- _WHAT YOU SHOULD DO_: Sort through the entries below and pull out lines containing the word "content".

- _DATA SECTION_:

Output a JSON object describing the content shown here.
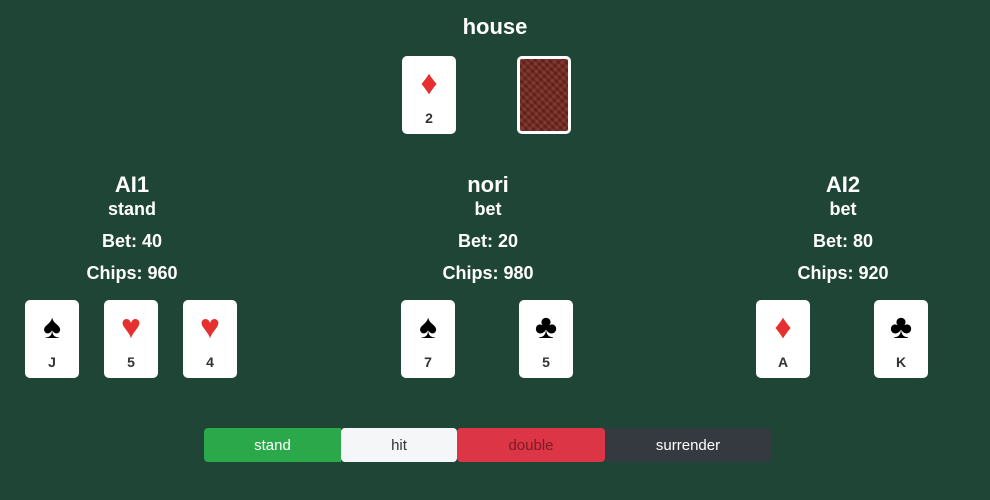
{
  "house": {
    "name": "house",
    "cards": [
      {
        "suit": "diamond",
        "symbol": "♦",
        "rank": "2",
        "color": "#e63030"
      },
      {
        "face_down": true
      }
    ]
  },
  "players": [
    {
      "name": "AI1",
      "status": "stand",
      "bet": "Bet: 40",
      "chips": "Chips: 960",
      "cards": [
        {
          "suit": "spade",
          "symbol": "♠",
          "rank": "J"
        },
        {
          "suit": "heart",
          "symbol": "♥",
          "rank": "5"
        },
        {
          "suit": "heart",
          "symbol": "♥",
          "rank": "4"
        }
      ]
    },
    {
      "name": "nori",
      "status": "bet",
      "bet": "Bet: 20",
      "chips": "Chips: 980",
      "cards": [
        {
          "suit": "spade",
          "symbol": "♠",
          "rank": "7"
        },
        {
          "suit": "club",
          "symbol": "♣",
          "rank": "5"
        }
      ]
    },
    {
      "name": "AI2",
      "status": "bet",
      "bet": "Bet: 80",
      "chips": "Chips: 920",
      "cards": [
        {
          "suit": "diamond",
          "symbol": "♦",
          "rank": "A"
        },
        {
          "suit": "club",
          "symbol": "♣",
          "rank": "K"
        }
      ]
    }
  ],
  "actions": {
    "stand": "stand",
    "hit": "hit",
    "double": "double",
    "surrender": "surrender"
  },
  "colors": {
    "table": "#1f4536",
    "red_suit": "#e63030",
    "stand": "#2aa84a",
    "hit": "#f5f6f7",
    "double": "#dc3545",
    "surrender": "#343a40"
  }
}
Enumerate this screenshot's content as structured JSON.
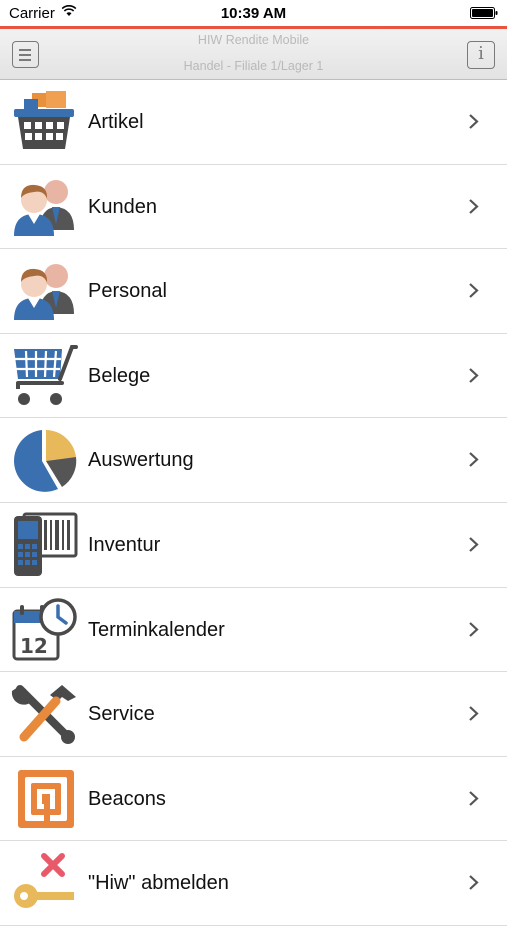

- _THE COMPLETED TASK_:
Output a JSON object describing the content shown here.
Enumerate this screenshot's content as structured JSON.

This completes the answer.